EXERCISE INSTRUCTIONS ▸
Using the material that follows, identify and copy each line with the string "organica".
— begin RECORDS —
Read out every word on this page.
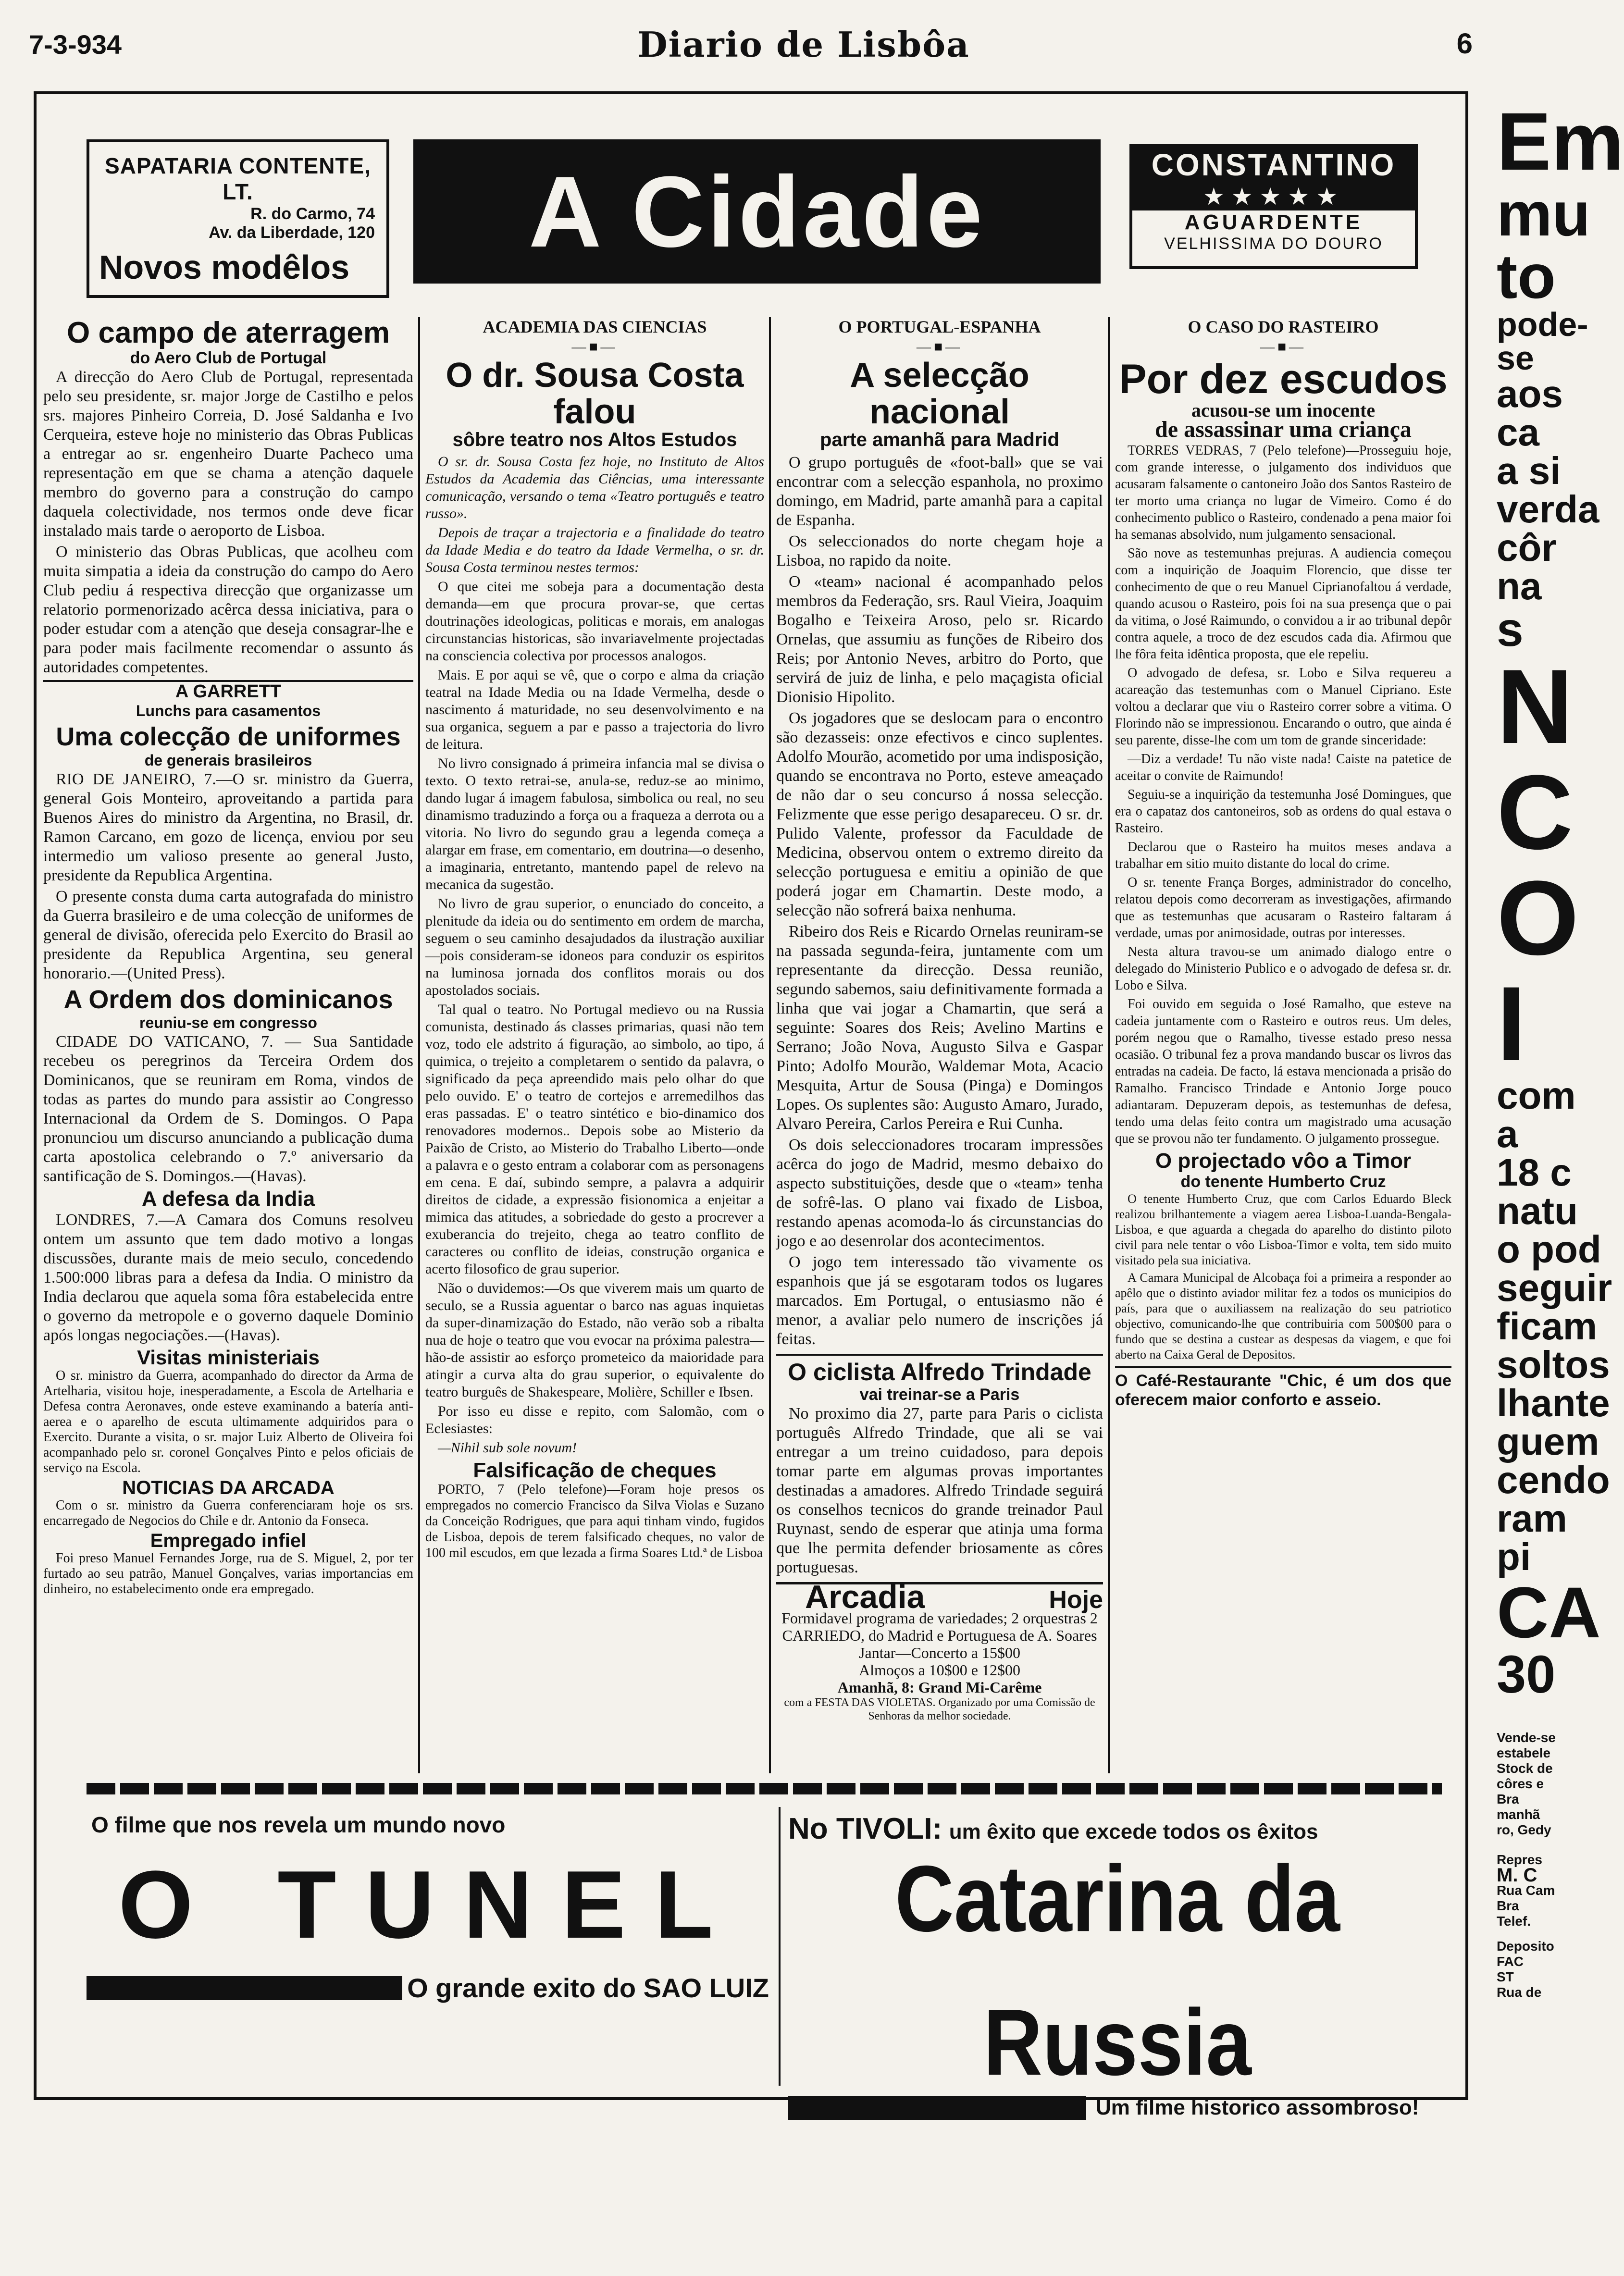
7-3-934	Diario de Lisbôa	6
SAPATARIA CONTENTE, LT.
R. do Carmo, 74
Av. da Liberdade, 120
Novos modêlos	A Cidade	CONSTANTINO
★★★★★
AGUARDENTE
VELHISSIMA DO DOURO
O campo de aterragem
do Aero Club de Portugal

A direcção do Aero Club de Portugal, representada pelo seu presidente, sr. major Jorge de Castilho e pelos srs. majores Pinheiro Correia, D. José Saldanha e Ivo Cerqueira, esteve hoje no ministerio das Obras Publicas a entregar ao sr. engenheiro Duarte Pacheco uma representação em que se chama a atenção daquele membro do governo para a construção do campo daquela colectividade, nos termos onde deve ficar instalado mais tarde o aeroporto de Lisboa.

O ministerio das Obras Publicas, que acolheu com muita simpatia a ideia da construção do campo do Aero Club pediu á respectiva direcção que organizasse um relatorio pormenorizado acêrca dessa iniciativa, para o poder estudar com a atenção que deseja consagrar-lhe e para poder mais facilmente recomendar o assunto ás autoridades competentes.

A GARRETT
Lunchs para casamentos
Uma colecção de uniformes
de generais brasileiros

RIO DE JANEIRO, 7.—O sr. ministro da Guerra, general Gois Monteiro, aproveitando a partida para Buenos Aires do ministro da Argentina, no Brasil, dr. Ramon Carcano, em gozo de licença, enviou por seu intermedio um valioso presente ao general Justo, presidente da Republica Argentina.

O presente consta duma carta autografada do ministro da Guerra brasileiro e de uma colecção de uniformes de general de divisão, oferecida pelo Exercito do Brasil ao presidente da Republica Argentina, seu general honorario.—(United Press).

A Ordem dos dominicanos
reuniu-se em congresso

CIDADE DO VATICANO, 7. — Sua Santidade recebeu os peregrinos da Terceira Ordem dos Dominicanos, que se reuniram em Roma, vindos de todas as partes do mundo para assistir ao Congresso Internacional da Ordem de S. Domingos. O Papa pronunciou um discurso anunciando a publicação duma carta apostolica celebrando o 7.º aniversario da santificação de S. Domingos.—(Havas).

A defesa da India

LONDRES, 7.—A Camara dos Comuns resolveu ontem um assunto que tem dado motivo a longas discussões, durante mais de meio seculo, concedendo 1.500:000 libras para a defesa da India. O ministro da India declarou que aquela soma fôra estabelecida entre o governo da metropole e o governo daquele Dominio após longas negociações.—(Havas).

Visitas ministeriais

O sr. ministro da Guerra, acompanhado do director da Arma de Artelharia, visitou hoje, inesperadamente, a Escola de Artelharia e Defesa contra Aeronaves, onde esteve examinando a batería anti-aerea e o aparelho de escuta ultimamente adquiridos para o Exercito. Durante a visita, o sr. major Luiz Alberto de Oliveira foi acompanhado pelo sr. coronel Gonçalves Pinto e pelos oficiais de serviço na Escola.

NOTICIAS DA ARCADA

Com o sr. ministro da Guerra conferenciaram hoje os srs. encarregado de Negocios do Chile e dr. Antonio da Fonseca.

Empregado infiel

Foi preso Manuel Fernandes Jorge, rua de S. Miguel, 2, por ter furtado ao seu patrão, Manuel Gonçalves, varias importancias em dinheiro, no estabelecimento onde era empregado.

ACADEMIA DAS CIENCIAS
—■—
O dr. Sousa Costa falou
sôbre teatro nos Altos Estudos

O sr. dr. Sousa Costa fez hoje, no Instituto de Altos Estudos da Academia das Ciências, uma interessante comunicação, versando o tema «Teatro português e teatro russo».

Depois de traçar a trajectoria e a finalidade do teatro da Idade Media e do teatro da Idade Vermelha, o sr. dr. Sousa Costa terminou nestes termos:

O que citei me sobeja para a documentação desta demanda—em que procura provar-se, que certas doutrinações ideologicas, politicas e morais, em analogas circunstancias historicas, são invariavelmente projectadas na consciencia colectiva por processos analogos.

Mais. E por aqui se vê, que o corpo e alma da criação teatral na Idade Media ou na Idade Vermelha, desde o nascimento á maturidade, no seu desenvolvimento e na sua organica, seguem a par e passo a trajectoria do livro de leitura.

No livro consignado á primeira infancia mal se divisa o texto. O texto retrai-se, anula-se, reduz-se ao minimo, dando lugar á imagem fabulosa, simbolica ou real, no seu dinamismo traduzindo a força ou a fraqueza a derrota ou a vitoria. No livro do segundo grau a legenda começa a alargar em frase, em comentario, em doutrina—o desenho, a imaginaria, entretanto, mantendo papel de relevo na mecanica da sugestão.

No livro de grau superior, o enunciado do conceito, a plenitude da ideia ou do sentimento em ordem de marcha, seguem o seu caminho desajudados da ilustração auxiliar—pois consideram-se idoneos para conduzir os espiritos na luminosa jornada dos conflitos morais ou dos apostolados sociais.

Tal qual o teatro. No Portugal medievo ou na Russia comunista, destinado ás classes primarias, quasi não tem voz, todo ele adstrito á figuração, ao simbolo, ao tipo, á quimica, o trejeito a completarem o sentido da palavra, o significado da peça apreendido mais pelo olhar do que pelo ouvido. E' o teatro de cortejos e arremedilhos das eras passadas. E' o teatro sintético e bio-dinamico dos renovadores modernos.. Depois sobe ao Misterio da Paixão de Cristo, ao Misterio do Trabalho Liberto—onde a palavra e o gesto entram a colaborar com as personagens em cena. E daí, subindo sempre, a palavra a adquirir direitos de cidade, a expressão fisionomica a enjeitar a mimica das atitudes, a sobriedade do gesto a procrever a exuberancia do trejeito, chega ao teatro conflito de caracteres ou conflito de ideias, construção organica e acerto filosofico de grau superior.

Não o duvidemos:—Os que viverem mais um quarto de seculo, se a Russia aguentar o barco nas aguas inquietas da super-dinamização do Estado, não verão sob a ribalta nua de hoje o teatro que vou evocar na próxima palestra—hão-de assistir ao esforço prometeico da maioridade para atingir a curva alta do grau superior, o equivalente do teatro burguês de Shakespeare, Molière, Schiller e Ibsen.

Por isso eu disse e repito, com Salomão, com o Eclesiastes:

—Nihil sub sole novum!

Falsificação de cheques

PORTO, 7 (Pelo telefone)—Foram hoje presos os empregados no comercio Francisco da Silva Violas e Suzano da Conceição Rodrigues, que para aqui tinham vindo, fugidos de Lisboa, depois de terem falsificado cheques, no valor de 100 mil escudos, em que lezada a firma Soares Ltd.ª de Lisboa

O PORTUGAL-ESPANHA
—■—
A selecção nacional
parte amanhã para Madrid

O grupo português de «foot-ball» que se vai encontrar com a selecção espanhola, no proximo domingo, em Madrid, parte amanhã para a capital de Espanha.

Os seleccionados do norte chegam hoje a Lisboa, no rapido da noite.

O «team» nacional é acompanhado pelos membros da Federação, srs. Raul Vieira, Joaquim Bogalho e Teixeira Aroso, pelo sr. Ricardo Ornelas, que assumiu as funções de Ribeiro dos Reis; por Antonio Neves, arbitro do Porto, que servirá de juiz de linha, e pelo maçagista oficial Dionisio Hipolito.

Os jogadores que se deslocam para o encontro são dezasseis: onze efectivos e cinco suplentes. Adolfo Mourão, acometido por uma indisposição, quando se encontrava no Porto, esteve ameaçado de não dar o seu concurso á nossa selecção. Felizmente que esse perigo desapareceu. O sr. dr. Pulido Valente, professor da Faculdade de Medicina, observou ontem o extremo direito da selecção portuguesa e emitiu a opinião de que poderá jogar em Chamartin. Deste modo, a selecção não sofrerá baixa nenhuma.

Ribeiro dos Reis e Ricardo Ornelas reuniram-se na passada segunda-feira, juntamente com um representante da direcção. Dessa reunião, segundo sabemos, saiu definitivamente formada a linha que vai jogar a Chamartin, que será a seguinte: Soares dos Reis; Avelino Martins e Serrano; João Nova, Augusto Silva e Gaspar Pinto; Adolfo Mourão, Waldemar Mota, Acacio Mesquita, Artur de Sousa (Pinga) e Domingos Lopes. Os suplentes são: Augusto Amaro, Jurado, Alvaro Pereira, Carlos Pereira e Rui Cunha.

Os dois seleccionadores trocaram impressões acêrca do jogo de Madrid, mesmo debaixo do aspecto substituições, desde que o «team» tenha de sofrê-las. O plano vai fixado de Lisboa, restando apenas acomoda-lo ás circunstancias do jogo e ao desenrolar dos acontecimentos.

O jogo tem interessado tão vivamente os espanhois que já se esgotaram todos os lugares marcados. Em Portugal, o entusiasmo não é menor, a avaliar pelo numero de inscrições já feitas.

O ciclista Alfredo Trindade
vai treinar-se a Paris

No proximo dia 27, parte para Paris o ciclista português Alfredo Trindade, que ali se vai entregar a um treino cuidadoso, para depois tomar parte em algumas provas importantes destinadas a amadores. Alfredo Trindade seguirá os conselhos tecnicos do grande treinador Paul Ruynast, sendo de esperar que atinja uma forma que lhe permita defender briosamente as côres portuguesas.

Arcadia	Hoje
Formidavel programa de variedades; 2 orquestras 2 CARRIEDO, do Madrid e Portuguesa de A. Soares
Jantar—Concerto a 15$00
Almoços a 10$00 e 12$00
Amanhã, 8: Grand Mi-Carême
com a FESTA DAS VIOLETAS. Organizado por uma Comissão de Senhoras da melhor sociedade.
O CASO DO RASTEIRO
—■—
Por dez escudos
acusou-se um inocente
de assassinar uma criança

TORRES VEDRAS, 7 (Pelo telefone)—Prosseguiu hoje, com grande interesse, o julgamento dos individuos que acusaram falsamente o cantoneiro João dos Santos Rasteiro de ter morto uma criança no lugar de Vimeiro. Como é do conhecimento publico o Rasteiro, condenado a pena maior foi ha semanas absolvido, num julgamento sensacional.

São nove as testemunhas prejuras. A audiencia começou com a inquirição de Joaquim Florencio, que disse ter conhecimento de que o reu Manuel Ciprianofaltou á verdade, quando acusou o Rasteiro, pois foi na sua presença que o pai da vitima, o José Raimundo, o convidou a ir ao tribunal depôr contra aquele, a troco de dez escudos cada dia. Afirmou que lhe fôra feita idêntica proposta, que ele repeliu.

O advogado de defesa, sr. Lobo e Silva requereu a acareação das testemunhas com o Manuel Cipriano. Este voltou a declarar que viu o Rasteiro correr sobre a vitima. O Florindo não se impressionou. Encarando o outro, que ainda é seu parente, disse-lhe com um tom de grande sinceridade:

—Diz a verdade! Tu não viste nada! Caiste na patetice de aceitar o convite de Raimundo!

Seguiu-se a inquirição da testemunha José Domingues, que era o capataz dos cantoneiros, sob as ordens do qual estava o Rasteiro.

Declarou que o Rasteiro ha muitos meses andava a trabalhar em sitio muito distante do local do crime.

O sr. tenente França Borges, administrador do concelho, relatou depois como decorreram as investigações, afirmando que as testemunhas que acusaram o Rasteiro faltaram á verdade, umas por animosidade, outras por interesses.

Nesta altura travou-se um animado dialogo entre o delegado do Ministerio Publico e o advogado de defesa sr. dr. Lobo e Silva.

Foi ouvido em seguida o José Ramalho, que esteve na cadeia juntamente com o Rasteiro e outros reus. Um deles, porém negou que o Ramalho, tivesse estado preso nessa ocasião. O tribunal fez a prova mandando buscar os livros das entradas na cadeia. De facto, lá estava mencionada a prisão do Ramalho. Francisco Trindade e Antonio Jorge pouco adiantaram. Depuzeram depois, as testemunhas de defesa, tendo uma delas feito contra um magistrado uma acusação que se provou não ter fundamento. O julgamento prossegue.

O projectado vôo a Timor
do tenente Humberto Cruz

O tenente Humberto Cruz, que com Carlos Eduardo Bleck realizou brilhantemente a viagem aerea Lisboa-Luanda-Bengala-Lisboa, e que aguarda a chegada do aparelho do distinto piloto civil para nele tentar o vôo Lisboa-Timor e volta, tem sido muito visitado pela sua iniciativa.

A Camara Municipal de Alcobaça foi a primeira a responder ao apêlo que o distinto aviador militar fez a todos os municipios do país, para que o auxiliassem na realização do seu patriotico objectivo, comunicando-lhe que contribuiria com 500$00 para o fundo que se destina a custear as despesas da viagem, e que foi aberto na Caixa Geral de Depositos.

O Café-Restaurante "Chic, é um dos que oferecem maior conforto e asseio.
O filme que nos revela um mundo novo
O TUNEL
O grande exito do SAO LUIZ
No TIVOLI: um êxito que excede todos os êxitos
Catarina da Russia
Um filme historico assombroso!
Em
mu
to
pode-se
aos ca
a si
verda
côr na
s
N
C
O
I
com a
18 c
natu
o pod
seguir
ficam
soltos
lhante
guem
cendo
ram pi
CA
30
Vende-se
estabele
Stock de
côres e
Bra
manhã
ro, Gedy
Repres
M. C
Rua Cam
Bra
Telef.
Deposito
FAC
ST
Rua de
— end RECORDS —
RESPONSE FOR THIS EXERCISE ▸
Mais. E por aqui se vê, que o corpo e alma da criação teatral na Idade Media ou na Idade Vermelha, desde o nascimento á maturidade, no seu desenvolvimento e na sua organica, seguem a par e passo a trajectoria do livro de leitura.
Tal qual o teatro. No Portugal medievo ou na Russia comunista, destinado ás classes primarias, quasi não tem voz, todo ele adstrito á figuração, ao simbolo, ao tipo, á quimica, o trejeito a completarem o sentido da palavra, o significado da peça apreendido mais pelo olhar do que pelo ouvido. E' o teatro de cortejos e arremedilhos das eras passadas. E' o teatro sintético e bio-dinamico dos renovadores modernos.. Depois sobe ao Misterio da Paixão de Cristo, ao Misterio do Trabalho Liberto—onde a palavra e o gesto entram a colaborar com as personagens em cena. E daí, subindo sempre, a palavra a adquirir direitos de cidade, a expressão fisionomica a enjeitar a mimica das atitudes, a sobriedade do gesto a procrever a exuberancia do trejeito, chega ao teatro conflito de caracteres ou conflito de ideias, construção organica e acerto filosofico de grau superior.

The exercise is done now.